═════ Raw records
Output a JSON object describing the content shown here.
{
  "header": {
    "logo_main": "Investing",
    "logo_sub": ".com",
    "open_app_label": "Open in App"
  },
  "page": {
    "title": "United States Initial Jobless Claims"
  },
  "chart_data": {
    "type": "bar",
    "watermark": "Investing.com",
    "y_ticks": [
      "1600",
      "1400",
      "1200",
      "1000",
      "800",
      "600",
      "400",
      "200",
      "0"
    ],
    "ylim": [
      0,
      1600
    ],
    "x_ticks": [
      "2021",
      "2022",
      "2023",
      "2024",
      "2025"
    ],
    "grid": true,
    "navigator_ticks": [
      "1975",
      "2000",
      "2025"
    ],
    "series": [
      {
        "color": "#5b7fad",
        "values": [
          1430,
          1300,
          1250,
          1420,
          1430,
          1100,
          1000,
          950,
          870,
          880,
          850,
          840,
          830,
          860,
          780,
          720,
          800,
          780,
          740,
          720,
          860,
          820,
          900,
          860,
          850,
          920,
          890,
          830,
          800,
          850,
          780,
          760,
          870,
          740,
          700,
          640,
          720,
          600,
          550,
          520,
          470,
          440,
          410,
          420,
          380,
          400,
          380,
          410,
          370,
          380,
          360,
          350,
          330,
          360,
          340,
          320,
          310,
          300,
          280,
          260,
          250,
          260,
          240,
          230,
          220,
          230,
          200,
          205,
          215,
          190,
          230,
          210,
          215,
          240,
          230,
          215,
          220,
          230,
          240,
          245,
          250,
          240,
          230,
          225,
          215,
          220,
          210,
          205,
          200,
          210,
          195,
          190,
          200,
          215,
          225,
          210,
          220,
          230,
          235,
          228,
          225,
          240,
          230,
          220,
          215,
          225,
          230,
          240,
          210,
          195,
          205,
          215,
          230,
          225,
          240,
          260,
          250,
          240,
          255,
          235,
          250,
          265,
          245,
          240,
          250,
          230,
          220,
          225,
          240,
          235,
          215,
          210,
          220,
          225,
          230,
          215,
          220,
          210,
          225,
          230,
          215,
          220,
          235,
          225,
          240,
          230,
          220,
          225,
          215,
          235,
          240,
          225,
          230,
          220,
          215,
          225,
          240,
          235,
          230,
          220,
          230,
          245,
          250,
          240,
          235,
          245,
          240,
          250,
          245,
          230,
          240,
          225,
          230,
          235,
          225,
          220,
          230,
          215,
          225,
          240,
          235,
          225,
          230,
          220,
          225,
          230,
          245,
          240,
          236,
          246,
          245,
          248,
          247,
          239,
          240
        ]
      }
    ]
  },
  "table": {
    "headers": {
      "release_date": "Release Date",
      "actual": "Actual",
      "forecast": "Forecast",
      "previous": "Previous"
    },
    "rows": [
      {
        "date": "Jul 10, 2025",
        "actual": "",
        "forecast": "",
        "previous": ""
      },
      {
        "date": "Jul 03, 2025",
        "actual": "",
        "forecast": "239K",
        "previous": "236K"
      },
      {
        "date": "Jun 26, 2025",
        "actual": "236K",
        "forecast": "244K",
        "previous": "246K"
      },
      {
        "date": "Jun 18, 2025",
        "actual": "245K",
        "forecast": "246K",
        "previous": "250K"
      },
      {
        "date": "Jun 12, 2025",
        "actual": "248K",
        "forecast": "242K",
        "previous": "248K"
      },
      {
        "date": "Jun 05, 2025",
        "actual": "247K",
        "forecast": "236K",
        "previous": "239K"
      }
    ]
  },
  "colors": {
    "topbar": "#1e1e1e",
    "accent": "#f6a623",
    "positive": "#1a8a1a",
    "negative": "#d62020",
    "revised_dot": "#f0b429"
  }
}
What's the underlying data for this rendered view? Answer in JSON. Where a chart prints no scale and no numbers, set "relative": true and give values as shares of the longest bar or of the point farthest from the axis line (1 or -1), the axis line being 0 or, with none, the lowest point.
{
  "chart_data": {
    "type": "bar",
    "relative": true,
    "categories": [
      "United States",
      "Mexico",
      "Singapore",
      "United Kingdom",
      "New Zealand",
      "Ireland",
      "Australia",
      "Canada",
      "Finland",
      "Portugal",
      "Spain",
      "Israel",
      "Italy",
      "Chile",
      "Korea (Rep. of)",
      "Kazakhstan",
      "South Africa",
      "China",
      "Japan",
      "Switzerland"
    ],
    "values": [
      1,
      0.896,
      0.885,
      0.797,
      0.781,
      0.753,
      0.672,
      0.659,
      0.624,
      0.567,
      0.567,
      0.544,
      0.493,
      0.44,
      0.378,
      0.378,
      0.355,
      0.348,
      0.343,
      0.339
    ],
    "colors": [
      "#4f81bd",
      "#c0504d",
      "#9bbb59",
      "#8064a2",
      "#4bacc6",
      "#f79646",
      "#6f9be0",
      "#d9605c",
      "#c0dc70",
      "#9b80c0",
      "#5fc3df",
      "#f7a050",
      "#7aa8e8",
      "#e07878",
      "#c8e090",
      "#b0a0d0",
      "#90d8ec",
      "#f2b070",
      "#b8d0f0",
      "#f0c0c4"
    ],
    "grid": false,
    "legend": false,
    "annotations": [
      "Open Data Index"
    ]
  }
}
══════════
* _Requirement_:
Reproduce the listing in full. Keep it exactly as written.

* _Answer to the task_:
Output a JSON object describing the content shown here.
{
  "header": {
    "logo_main": "Investing",
    "logo_sub": ".com",
    "open_app_label": "Open in App"
  },
  "page": {
    "title": "United States Initial Jobless Claims"
  },
  "chart_data": {
    "type": "bar",
    "watermark": "Investing.com",
    "y_ticks": [
      "1600",
      "1400",
      "1200",
      "1000",
      "800",
      "600",
      "400",
      "200",
      "0"
    ],
    "ylim": [
      0,
      1600
    ],
    "x_ticks": [
      "2021",
      "2022",
      "2023",
      "2024",
      "2025"
    ],
    "grid": true,
    "navigator_ticks": [
      "1975",
      "2000",
      "2025"
    ],
    "series": [
      {
        "color": "#5b7fad",
        "values": [
          1430,
          1300,
          1250,
          1420,
          1430,
          1100,
          1000,
          950,
          870,
          880,
          850,
          840,
          830,
          860,
          780,
          720,
          800,
          780,
          740,
          720,
          860,
          820,
          900,
          860,
          850,
          920,
          890,
          830,
          800,
          850,
          780,
          760,
          870,
          740,
          700,
          640,
          720,
          600,
          550,
          520,
          470,
          440,
          410,
          420,
          380,
          400,
          380,
          410,
          370,
          380,
          360,
          350,
          330,
          360,
          340,
          320,
          310,
          300,
          280,
          260,
          250,
          260,
          240,
          230,
          220,
          230,
          200,
          205,
          215,
          190,
          230,
          210,
          215,
          240,
          230,
          215,
          220,
          230,
          240,
          245,
          250,
          240,
          230,
          225,
          215,
          220,
          210,
          205,
          200,
          210,
          195,
          190,
          200,
          215,
          225,
          210,
          220,
          230,
          235,
          228,
          225,
          240,
          230,
          220,
          215,
          225,
          230,
          240,
          210,
          195,
          205,
          215,
          230,
          225,
          240,
          260,
          250,
          240,
          255,
          235,
          250,
          265,
          245,
          240,
          250,
          230,
          220,
          225,
          240,
          235,
          215,
          210,
          220,
          225,
          230,
          215,
          220,
          210,
          225,
          230,
          215,
          220,
          235,
          225,
          240,
          230,
          220,
          225,
          215,
          235,
          240,
          225,
          230,
          220,
          215,
          225,
          240,
          235,
          230,
          220,
          230,
          245,
          250,
          240,
          235,
          245,
          240,
          250,
          245,
          230,
          240,
          225,
          230,
          235,
          225,
          220,
          230,
          215,
          225,
          240,
          235,
          225,
          230,
          220,
          225,
          230,
          245,
          240,
          236,
          246,
          245,
          248,
          247,
          239,
          240
        ]
      }
    ]
  },
  "table": {
    "headers": {
      "release_date": "Release Date",
      "actual": "Actual",
      "forecast": "Forecast",
      "previous": "Previous"
    },
    "rows": [
      {
        "date": "Jul 10, 2025",
        "actual": "",
        "forecast": "",
        "previous": ""
      },
      {
        "date": "Jul 03, 2025",
        "actual": "",
        "forecast": "239K",
        "previous": "236K"
      },
      {
        "date": "Jun 26, 2025",
        "actual": "236K",
        "forecast": "244K",
        "previous": "246K"
      },
      {
        "date": "Jun 18, 2025",
        "actual": "245K",
        "forecast": "246K",
        "previous": "250K"
      },
      {
        "date": "Jun 12, 2025",
        "actual": "248K",
        "forecast": "242K",
        "previous": "248K"
      },
      {
        "date": "Jun 05, 2025",
        "actual": "247K",
        "forecast": "236K",
        "previous": "239K"
      }
    ]
  },
  "colors": {
    "topbar": "#1e1e1e",
    "accent": "#f6a623",
    "positive": "#1a8a1a",
    "negative": "#d62020",
    "revised_dot": "#f0b429"
  }
}
What's the underlying data for this rendered view? Answer in JSON. Where a chart prints no scale and no numbers, set "relative": true and give values as shares of the longest bar or of the point farthest from the axis line (1 or -1), the axis line being 0 or, with none, the lowest point.
{
  "chart_data": {
    "type": "bar",
    "relative": true,
    "categories": [
      "United States",
      "Mexico",
      "Singapore",
      "United Kingdom",
      "New Zealand",
      "Ireland",
      "Australia",
      "Canada",
      "Finland",
      "Portugal",
      "Spain",
      "Israel",
      "Italy",
      "Chile",
      "Korea (Rep. of)",
      "Kazakhstan",
      "South Africa",
      "China",
      "Japan",
      "Switzerland"
    ],
    "values": [
      1,
      0.896,
      0.885,
      0.797,
      0.781,
      0.753,
      0.672,
      0.659,
      0.624,
      0.567,
      0.567,
      0.544,
      0.493,
      0.44,
      0.378,
      0.378,
      0.355,
      0.348,
      0.343,
      0.339
    ],
    "colors": [
      "#4f81bd",
      "#c0504d",
      "#9bbb59",
      "#8064a2",
      "#4bacc6",
      "#f79646",
      "#6f9be0",
      "#d9605c",
      "#c0dc70",
      "#9b80c0",
      "#5fc3df",
      "#f7a050",
      "#7aa8e8",
      "#e07878",
      "#c8e090",
      "#b0a0d0",
      "#90d8ec",
      "#f2b070",
      "#b8d0f0",
      "#f0c0c4"
    ],
    "grid": false,
    "legend": false,
    "annotations": [
      "Open Data Index"
    ]
  }
}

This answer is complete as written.